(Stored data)
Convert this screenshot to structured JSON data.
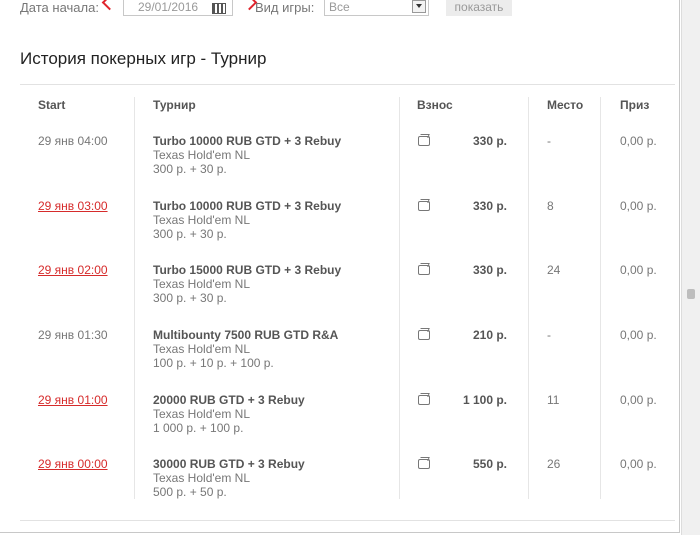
{
  "filters": {
    "start_date_label": "Дата начала:",
    "start_date_value": "29/01/2016",
    "game_type_label": "Вид игры:",
    "game_type_value": "Все",
    "show_button": "показать"
  },
  "title": "История покерных игр - Турнир",
  "columns": {
    "start": "Start",
    "tournament": "Турнир",
    "fee": "Взнос",
    "place": "Место",
    "prize": "Приз"
  },
  "rows": [
    {
      "start": "29 янв 04:00",
      "link": false,
      "name": "Turbo 10000 RUB GTD + 3 Rebuy",
      "game": "Texas Hold'em NL",
      "buyin": "300 р. + 30 р.",
      "fee": "330 р.",
      "place": "-",
      "prize": "0,00 р."
    },
    {
      "start": "29 янв 03:00",
      "link": true,
      "name": "Turbo 10000 RUB GTD + 3 Rebuy",
      "game": "Texas Hold'em NL",
      "buyin": "300 р. + 30 р.",
      "fee": "330 р.",
      "place": "8",
      "prize": "0,00 р."
    },
    {
      "start": "29 янв 02:00",
      "link": true,
      "name": "Turbo 15000 RUB GTD + 3 Rebuy",
      "game": "Texas Hold'em NL",
      "buyin": "300 р. + 30 р.",
      "fee": "330 р.",
      "place": "24",
      "prize": "0,00 р."
    },
    {
      "start": "29 янв 01:30",
      "link": false,
      "name": "Multibounty 7500 RUB GTD R&A",
      "game": "Texas Hold'em NL",
      "buyin": "100 р. + 10 р. + 100 р.",
      "fee": "210 р.",
      "place": "-",
      "prize": "0,00 р."
    },
    {
      "start": "29 янв 01:00",
      "link": true,
      "name": "20000 RUB GTD + 3 Rebuy",
      "game": "Texas Hold'em NL",
      "buyin": "1 000 р. + 100 р.",
      "fee": "1 100 р.",
      "place": "11",
      "prize": "0,00 р."
    },
    {
      "start": "29 янв 00:00",
      "link": true,
      "name": "30000 RUB GTD + 3 Rebuy",
      "game": "Texas Hold'em NL",
      "buyin": "500 р. + 50 р.",
      "fee": "550 р.",
      "place": "26",
      "prize": "0,00 р."
    }
  ]
}
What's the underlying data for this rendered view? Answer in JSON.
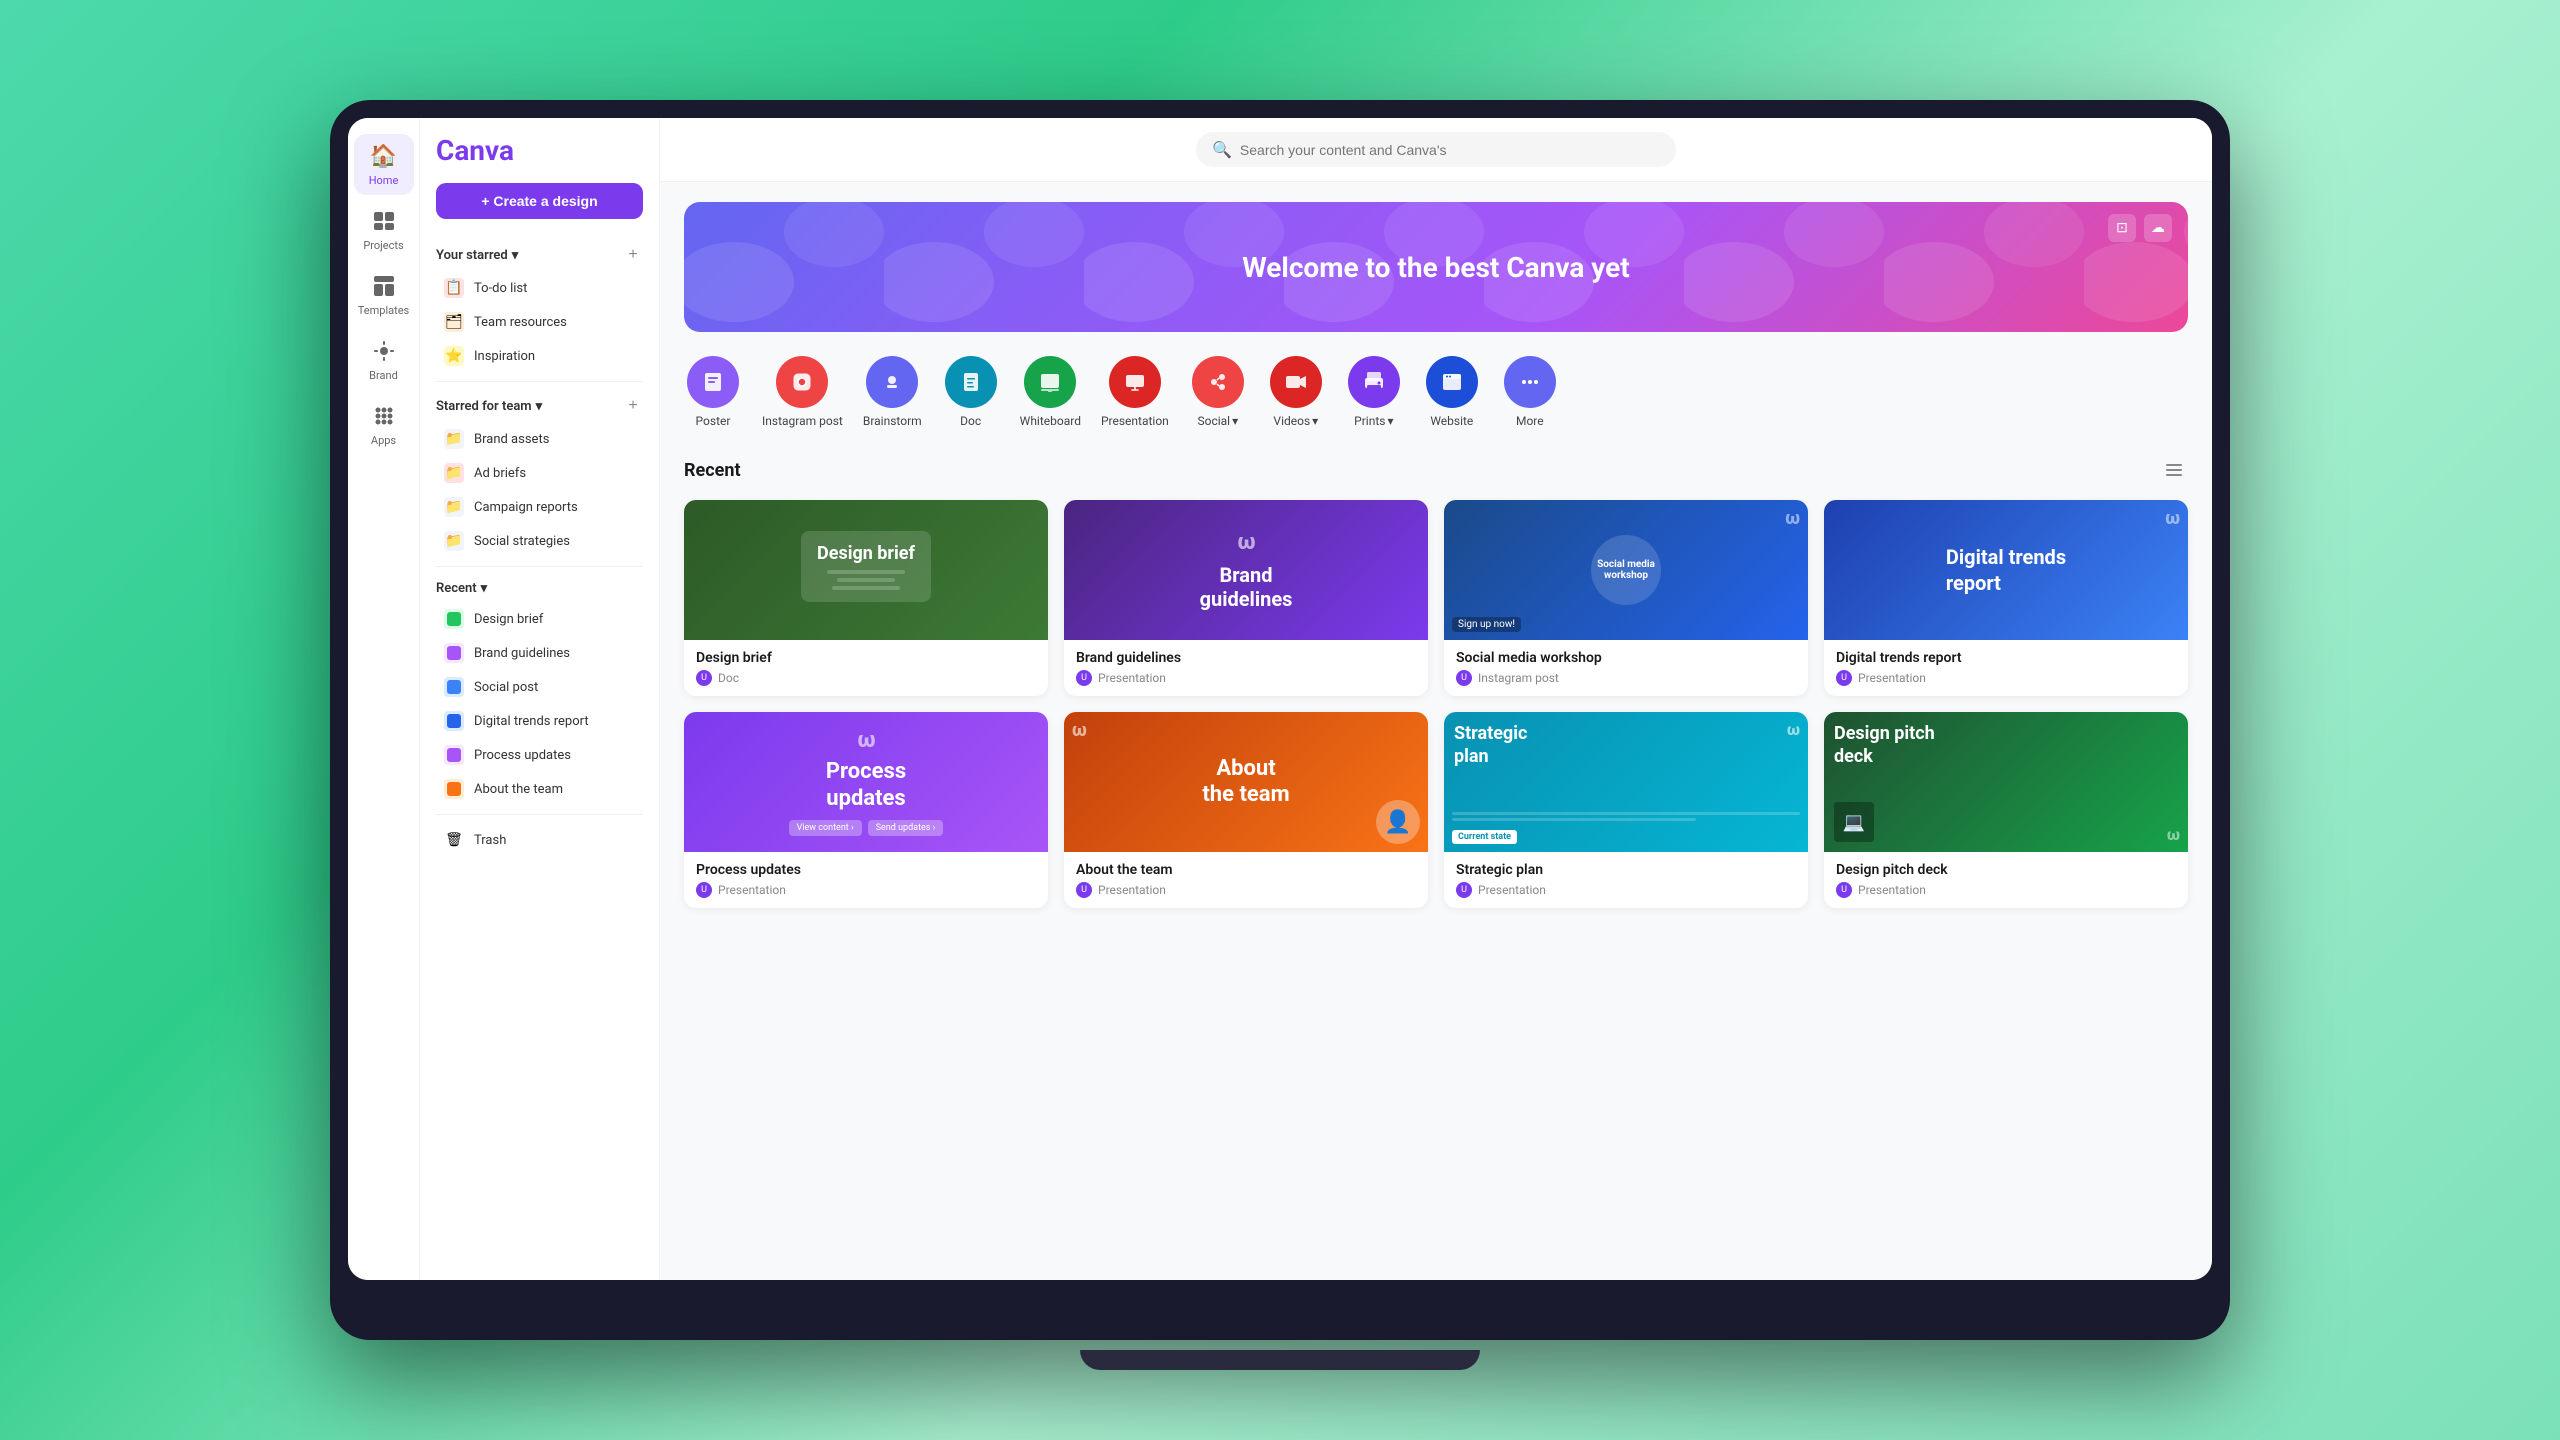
{
  "app": {
    "title": "Canva",
    "logo": "Canva"
  },
  "topbar": {
    "search_placeholder": "Search your content and Canva's"
  },
  "icon_sidebar": {
    "items": [
      {
        "id": "home",
        "label": "Home",
        "icon": "🏠",
        "active": true
      },
      {
        "id": "projects",
        "label": "Projects",
        "icon": "📁",
        "active": false
      },
      {
        "id": "templates",
        "label": "Templates",
        "icon": "⊞",
        "active": false
      },
      {
        "id": "brand",
        "label": "Brand",
        "icon": "◈",
        "active": false
      },
      {
        "id": "apps",
        "label": "Apps",
        "icon": "⋮⋮",
        "active": false
      }
    ]
  },
  "sidebar": {
    "create_btn": "+ Create a design",
    "starred_section": {
      "title": "Your starred",
      "dropdown_icon": "▾",
      "items": [
        {
          "id": "todo",
          "label": "To-do list",
          "icon": "📋",
          "color": "#ef4444"
        },
        {
          "id": "team-resources",
          "label": "Team resources",
          "icon": "🗂",
          "color": "#f97316"
        },
        {
          "id": "inspiration",
          "label": "Inspiration",
          "icon": "⭐",
          "color": "#eab308"
        }
      ]
    },
    "starred_for_team": {
      "title": "Starred for team",
      "dropdown_icon": "▾",
      "items": [
        {
          "id": "brand-assets",
          "label": "Brand assets",
          "icon": "📁",
          "color": "#94a3b8"
        },
        {
          "id": "ad-briefs",
          "label": "Ad briefs",
          "icon": "📁",
          "color": "#ef4444"
        },
        {
          "id": "campaign-reports",
          "label": "Campaign reports",
          "icon": "📁",
          "color": "#94a3b8"
        },
        {
          "id": "social-strategies",
          "label": "Social strategies",
          "icon": "📁",
          "color": "#94a3b8"
        }
      ]
    },
    "recent_section": {
      "title": "Recent",
      "dropdown_icon": "▾",
      "items": [
        {
          "id": "design-brief",
          "label": "Design brief",
          "icon": "🟩",
          "color": "#22c55e"
        },
        {
          "id": "brand-guidelines",
          "label": "Brand guidelines",
          "icon": "🟪",
          "color": "#a855f7"
        },
        {
          "id": "social-post",
          "label": "Social post",
          "icon": "🟦",
          "color": "#3b82f6"
        },
        {
          "id": "digital-trends",
          "label": "Digital trends report",
          "icon": "🟦",
          "color": "#3b82f6"
        },
        {
          "id": "process-updates",
          "label": "Process updates",
          "icon": "🟪",
          "color": "#a855f7"
        },
        {
          "id": "about-team",
          "label": "About the team",
          "icon": "🟧",
          "color": "#f97316"
        }
      ]
    },
    "trash_label": "Trash"
  },
  "hero": {
    "title": "Welcome to the best Canva yet"
  },
  "design_types": [
    {
      "id": "poster",
      "label": "Poster",
      "bg": "#8b5cf6"
    },
    {
      "id": "instagram-post",
      "label": "Instagram post",
      "bg": "#ef4444"
    },
    {
      "id": "brainstorm",
      "label": "Brainstorm",
      "bg": "#6366f1"
    },
    {
      "id": "doc",
      "label": "Doc",
      "bg": "#0891b2"
    },
    {
      "id": "whiteboard",
      "label": "Whiteboard",
      "bg": "#16a34a"
    },
    {
      "id": "presentation",
      "label": "Presentation",
      "bg": "#dc2626"
    },
    {
      "id": "social",
      "label": "Social",
      "bg": "#ef4444",
      "has_arrow": true
    },
    {
      "id": "videos",
      "label": "Videos",
      "bg": "#dc2626",
      "has_arrow": true
    },
    {
      "id": "prints",
      "label": "Prints",
      "bg": "#7c3aed",
      "has_arrow": true
    },
    {
      "id": "website",
      "label": "Website",
      "bg": "#1d4ed8"
    },
    {
      "id": "more",
      "label": "More",
      "bg": "#6366f1"
    }
  ],
  "recent_section": {
    "title": "Recent",
    "cards": [
      {
        "id": "design-brief",
        "title": "Design brief",
        "type": "Doc",
        "thumb_style": "design-brief",
        "thumb_text": "Design brief",
        "avatar_initials": "U"
      },
      {
        "id": "brand-guidelines",
        "title": "Brand guidelines",
        "type": "Presentation",
        "thumb_style": "brand-guidelines",
        "thumb_text": "Brand guidelines",
        "avatar_initials": "U"
      },
      {
        "id": "social-media-workshop",
        "title": "Social media workshop",
        "type": "Instagram post",
        "thumb_style": "social-media",
        "thumb_text": "Social media workshop",
        "avatar_initials": "U"
      },
      {
        "id": "digital-trends",
        "title": "Digital trends report",
        "type": "Presentation",
        "thumb_style": "digital-trends",
        "thumb_text": "Digital trends report",
        "avatar_initials": "U"
      },
      {
        "id": "process-updates",
        "title": "Process updates",
        "type": "Presentation",
        "thumb_style": "process-updates",
        "thumb_text": "Process updates",
        "avatar_initials": "U"
      },
      {
        "id": "about-the-team",
        "title": "About the team",
        "type": "Presentation",
        "thumb_style": "about-team",
        "thumb_text": "About the team",
        "avatar_initials": "U"
      },
      {
        "id": "strategic-plan",
        "title": "Strategic plan",
        "type": "Presentation",
        "thumb_style": "strategic-plan",
        "thumb_text": "Strategic plan",
        "avatar_initials": "U"
      },
      {
        "id": "design-pitch-deck",
        "title": "Design pitch deck",
        "type": "Presentation",
        "thumb_style": "design-pitch",
        "thumb_text": "Design pitch deck",
        "avatar_initials": "U"
      }
    ]
  }
}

# TASK INSTRUCTIONS:
Write out the whole listing exactly, and drop the pictures.

# TASK RESPONSE:
Convert this screenshot to structured JSON data.
{
  "filters": {
    "start_date_label": "Дата начала:",
    "start_date_value": "29/01/2016",
    "game_type_label": "Вид игры:",
    "game_type_value": "Все",
    "show_button": "показать"
  },
  "title": "История покерных игр - Турнир",
  "columns": {
    "start": "Start",
    "tournament": "Турнир",
    "fee": "Взнос",
    "place": "Место",
    "prize": "Приз"
  },
  "rows": [
    {
      "start": "29 янв 04:00",
      "link": false,
      "name": "Turbo 10000 RUB GTD + 3 Rebuy",
      "game": "Texas Hold'em NL",
      "buyin": "300 р. + 30 р.",
      "fee": "330 р.",
      "place": "-",
      "prize": "0,00 р."
    },
    {
      "start": "29 янв 03:00",
      "link": true,
      "name": "Turbo 10000 RUB GTD + 3 Rebuy",
      "game": "Texas Hold'em NL",
      "buyin": "300 р. + 30 р.",
      "fee": "330 р.",
      "place": "8",
      "prize": "0,00 р."
    },
    {
      "start": "29 янв 02:00",
      "link": true,
      "name": "Turbo 15000 RUB GTD + 3 Rebuy",
      "game": "Texas Hold'em NL",
      "buyin": "300 р. + 30 р.",
      "fee": "330 р.",
      "place": "24",
      "prize": "0,00 р."
    },
    {
      "start": "29 янв 01:30",
      "link": false,
      "name": "Multibounty 7500 RUB GTD R&A",
      "game": "Texas Hold'em NL",
      "buyin": "100 р. + 10 р. + 100 р.",
      "fee": "210 р.",
      "place": "-",
      "prize": "0,00 р."
    },
    {
      "start": "29 янв 01:00",
      "link": true,
      "name": "20000 RUB GTD + 3 Rebuy",
      "game": "Texas Hold'em NL",
      "buyin": "1 000 р. + 100 р.",
      "fee": "1 100 р.",
      "place": "11",
      "prize": "0,00 р."
    },
    {
      "start": "29 янв 00:00",
      "link": true,
      "name": "30000 RUB GTD + 3 Rebuy",
      "game": "Texas Hold'em NL",
      "buyin": "500 р. + 50 р.",
      "fee": "550 р.",
      "place": "26",
      "prize": "0,00 р."
    }
  ]
}
What's the underlying data for this rendered view? Answer in JSON.
{
  "app": {
    "title": "Canva",
    "logo": "Canva"
  },
  "topbar": {
    "search_placeholder": "Search your content and Canva's"
  },
  "icon_sidebar": {
    "items": [
      {
        "id": "home",
        "label": "Home",
        "icon": "🏠",
        "active": true
      },
      {
        "id": "projects",
        "label": "Projects",
        "icon": "📁",
        "active": false
      },
      {
        "id": "templates",
        "label": "Templates",
        "icon": "⊞",
        "active": false
      },
      {
        "id": "brand",
        "label": "Brand",
        "icon": "◈",
        "active": false
      },
      {
        "id": "apps",
        "label": "Apps",
        "icon": "⋮⋮",
        "active": false
      }
    ]
  },
  "sidebar": {
    "create_btn": "+ Create a design",
    "starred_section": {
      "title": "Your starred",
      "dropdown_icon": "▾",
      "items": [
        {
          "id": "todo",
          "label": "To-do list",
          "icon": "📋",
          "color": "#ef4444"
        },
        {
          "id": "team-resources",
          "label": "Team resources",
          "icon": "🗂",
          "color": "#f97316"
        },
        {
          "id": "inspiration",
          "label": "Inspiration",
          "icon": "⭐",
          "color": "#eab308"
        }
      ]
    },
    "starred_for_team": {
      "title": "Starred for team",
      "dropdown_icon": "▾",
      "items": [
        {
          "id": "brand-assets",
          "label": "Brand assets",
          "icon": "📁",
          "color": "#94a3b8"
        },
        {
          "id": "ad-briefs",
          "label": "Ad briefs",
          "icon": "📁",
          "color": "#ef4444"
        },
        {
          "id": "campaign-reports",
          "label": "Campaign reports",
          "icon": "📁",
          "color": "#94a3b8"
        },
        {
          "id": "social-strategies",
          "label": "Social strategies",
          "icon": "📁",
          "color": "#94a3b8"
        }
      ]
    },
    "recent_section": {
      "title": "Recent",
      "dropdown_icon": "▾",
      "items": [
        {
          "id": "design-brief",
          "label": "Design brief",
          "icon": "🟩",
          "color": "#22c55e"
        },
        {
          "id": "brand-guidelines",
          "label": "Brand guidelines",
          "icon": "🟪",
          "color": "#a855f7"
        },
        {
          "id": "social-post",
          "label": "Social post",
          "icon": "🟦",
          "color": "#3b82f6"
        },
        {
          "id": "digital-trends",
          "label": "Digital trends report",
          "icon": "🟦",
          "color": "#3b82f6"
        },
        {
          "id": "process-updates",
          "label": "Process updates",
          "icon": "🟪",
          "color": "#a855f7"
        },
        {
          "id": "about-team",
          "label": "About the team",
          "icon": "🟧",
          "color": "#f97316"
        }
      ]
    },
    "trash_label": "Trash"
  },
  "hero": {
    "title": "Welcome to the best Canva yet"
  },
  "design_types": [
    {
      "id": "poster",
      "label": "Poster",
      "bg": "#8b5cf6"
    },
    {
      "id": "instagram-post",
      "label": "Instagram post",
      "bg": "#ef4444"
    },
    {
      "id": "brainstorm",
      "label": "Brainstorm",
      "bg": "#6366f1"
    },
    {
      "id": "doc",
      "label": "Doc",
      "bg": "#0891b2"
    },
    {
      "id": "whiteboard",
      "label": "Whiteboard",
      "bg": "#16a34a"
    },
    {
      "id": "presentation",
      "label": "Presentation",
      "bg": "#dc2626"
    },
    {
      "id": "social",
      "label": "Social",
      "bg": "#ef4444",
      "has_arrow": true
    },
    {
      "id": "videos",
      "label": "Videos",
      "bg": "#dc2626",
      "has_arrow": true
    },
    {
      "id": "prints",
      "label": "Prints",
      "bg": "#7c3aed",
      "has_arrow": true
    },
    {
      "id": "website",
      "label": "Website",
      "bg": "#1d4ed8"
    },
    {
      "id": "more",
      "label": "More",
      "bg": "#6366f1"
    }
  ],
  "recent_section": {
    "title": "Recent",
    "cards": [
      {
        "id": "design-brief",
        "title": "Design brief",
        "type": "Doc",
        "thumb_style": "design-brief",
        "thumb_text": "Design brief",
        "avatar_initials": "U"
      },
      {
        "id": "brand-guidelines",
        "title": "Brand guidelines",
        "type": "Presentation",
        "thumb_style": "brand-guidelines",
        "thumb_text": "Brand guidelines",
        "avatar_initials": "U"
      },
      {
        "id": "social-media-workshop",
        "title": "Social media workshop",
        "type": "Instagram post",
        "thumb_style": "social-media",
        "thumb_text": "Social media workshop",
        "avatar_initials": "U"
      },
      {
        "id": "digital-trends",
        "title": "Digital trends report",
        "type": "Presentation",
        "thumb_style": "digital-trends",
        "thumb_text": "Digital trends report",
        "avatar_initials": "U"
      },
      {
        "id": "process-updates",
        "title": "Process updates",
        "type": "Presentation",
        "thumb_style": "process-updates",
        "thumb_text": "Process updates",
        "avatar_initials": "U"
      },
      {
        "id": "about-the-team",
        "title": "About the team",
        "type": "Presentation",
        "thumb_style": "about-team",
        "thumb_text": "About the team",
        "avatar_initials": "U"
      },
      {
        "id": "strategic-plan",
        "title": "Strategic plan",
        "type": "Presentation",
        "thumb_style": "strategic-plan",
        "thumb_text": "Strategic plan",
        "avatar_initials": "U"
      },
      {
        "id": "design-pitch-deck",
        "title": "Design pitch deck",
        "type": "Presentation",
        "thumb_style": "design-pitch",
        "thumb_text": "Design pitch deck",
        "avatar_initials": "U"
      }
    ]
  }
}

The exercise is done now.